▸ **YOUR OBJECTIVE**: Filter the data below for the string "text" and copy each matching line.

▸ **SUPPLIED DATA**:
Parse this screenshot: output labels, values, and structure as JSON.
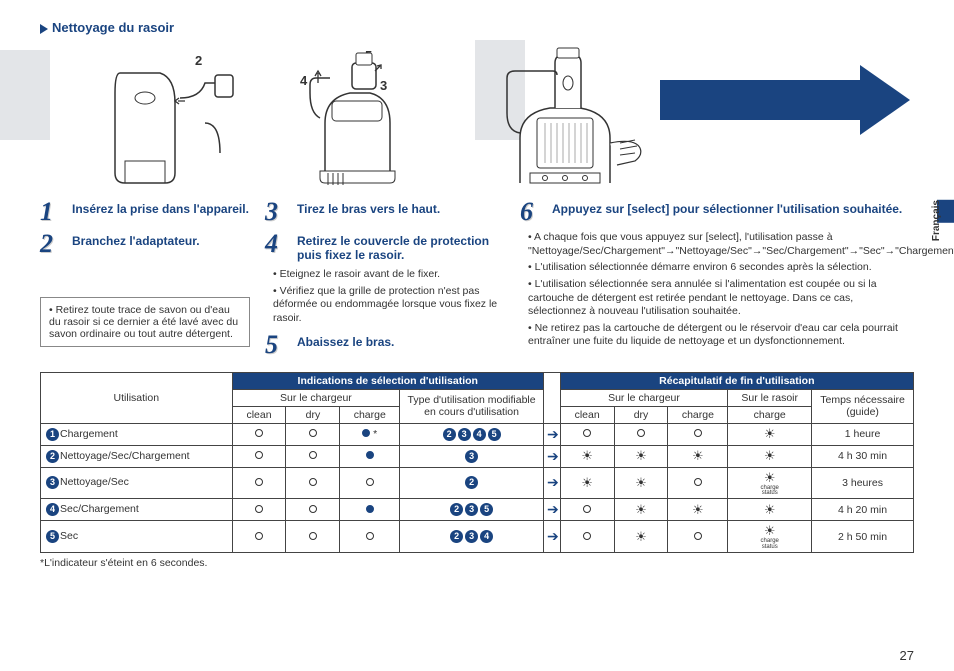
{
  "title": "Nettoyage du rasoir",
  "language_tab": "Français",
  "page_number": "27",
  "illus_labels": {
    "n1": "1",
    "n2": "2",
    "n3": "3",
    "n4": "4",
    "n5": "5"
  },
  "steps": {
    "s1": {
      "num": "1",
      "text": "Insérez la prise dans l'appareil."
    },
    "s2": {
      "num": "2",
      "text": "Branchez l'adaptateur."
    },
    "s3": {
      "num": "3",
      "text": "Tirez le bras vers le haut."
    },
    "s4": {
      "num": "4",
      "text": "Retirez le couvercle de protection puis fixez le rasoir."
    },
    "s5": {
      "num": "5",
      "text": "Abaissez le bras."
    },
    "s6": {
      "num": "6",
      "text": "Appuyez sur [select] pour sélectionner l'utilisation souhaitée."
    }
  },
  "note_box": "Retirez toute trace de savon ou d'eau du rasoir si ce dernier a été lavé avec du savon ordinaire ou tout autre détergent.",
  "col2_bullets": [
    "Eteignez le rasoir avant de le fixer.",
    "Vérifiez que la grille de protection n'est pas déformée ou endommagée lorsque vous fixez le rasoir."
  ],
  "col3_bullets": [
    "A chaque fois que vous appuyez sur [select], l'utilisation passe à \"Nettoyage/Sec/Chargement\"→\"Nettoyage/Sec\"→\"Sec/Chargement\"→\"Sec\"→\"Chargement\".",
    "L'utilisation sélectionnée démarre environ 6 secondes après la sélection.",
    "L'utilisation sélectionnée sera annulée si l'alimentation est coupée ou si la cartouche de détergent est retirée pendant le nettoyage. Dans ce cas, sélectionnez à nouveau l'utilisation souhaitée.",
    "Ne retirez pas la cartouche de détergent ou le réservoir d'eau car cela pourrait entraîner une fuite du liquide de nettoyage et un dysfonctionnement."
  ],
  "table": {
    "header_left": "Indications de sélection d'utilisation",
    "header_right": "Récapitulatif de fin d'utilisation",
    "utilisation": "Utilisation",
    "sur_chargeur": "Sur le chargeur",
    "type_util": "Type d'utilisation modifiable en cours d'utilisation",
    "sur_rasoir": "Sur le rasoir",
    "temps": "Temps nécessaire (guide)",
    "clean": "clean",
    "dry": "dry",
    "charge": "charge",
    "rows": [
      {
        "num": "1",
        "label": "Chargement",
        "c1": "o",
        "c2": "o",
        "c3": "f*",
        "mod": "2345",
        "d1": "o",
        "d2": "o",
        "d3": "o",
        "r": "sun",
        "time": "1 heure"
      },
      {
        "num": "2",
        "label": "Nettoyage/Sec/Chargement",
        "c1": "o",
        "c2": "o",
        "c3": "f",
        "mod": "3",
        "d1": "sun",
        "d2": "sun",
        "d3": "sun",
        "r": "sun",
        "time": "4 h 30 min"
      },
      {
        "num": "3",
        "label": "Nettoyage/Sec",
        "c1": "o",
        "c2": "o",
        "c3": "o",
        "mod": "2",
        "d1": "sun",
        "d2": "sun",
        "d3": "o",
        "r": "sunc",
        "time": "3 heures"
      },
      {
        "num": "4",
        "label": "Sec/Chargement",
        "c1": "o",
        "c2": "o",
        "c3": "f",
        "mod": "235",
        "d1": "o",
        "d2": "sun",
        "d3": "sun",
        "r": "sun",
        "time": "4 h 20 min"
      },
      {
        "num": "5",
        "label": "Sec",
        "c1": "o",
        "c2": "o",
        "c3": "o",
        "mod": "234",
        "d1": "o",
        "d2": "sun",
        "d3": "o",
        "r": "sunc",
        "time": "2 h 50 min"
      }
    ]
  },
  "footnote": "*L'indicateur s'éteint en 6 secondes."
}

▸ **REPLY**:
      "text": "Insérez la prise dans l'appareil."
      "text": "Branchez l'adaptateur."
      "text": "Tirez le bras vers le haut."
      "text": "Retirez le couvercle de protection puis fixez le rasoir."
      "text": "Abaissez le bras."
      "text": "Appuyez sur [select] pour sélectionner l'utilisation souhaitée."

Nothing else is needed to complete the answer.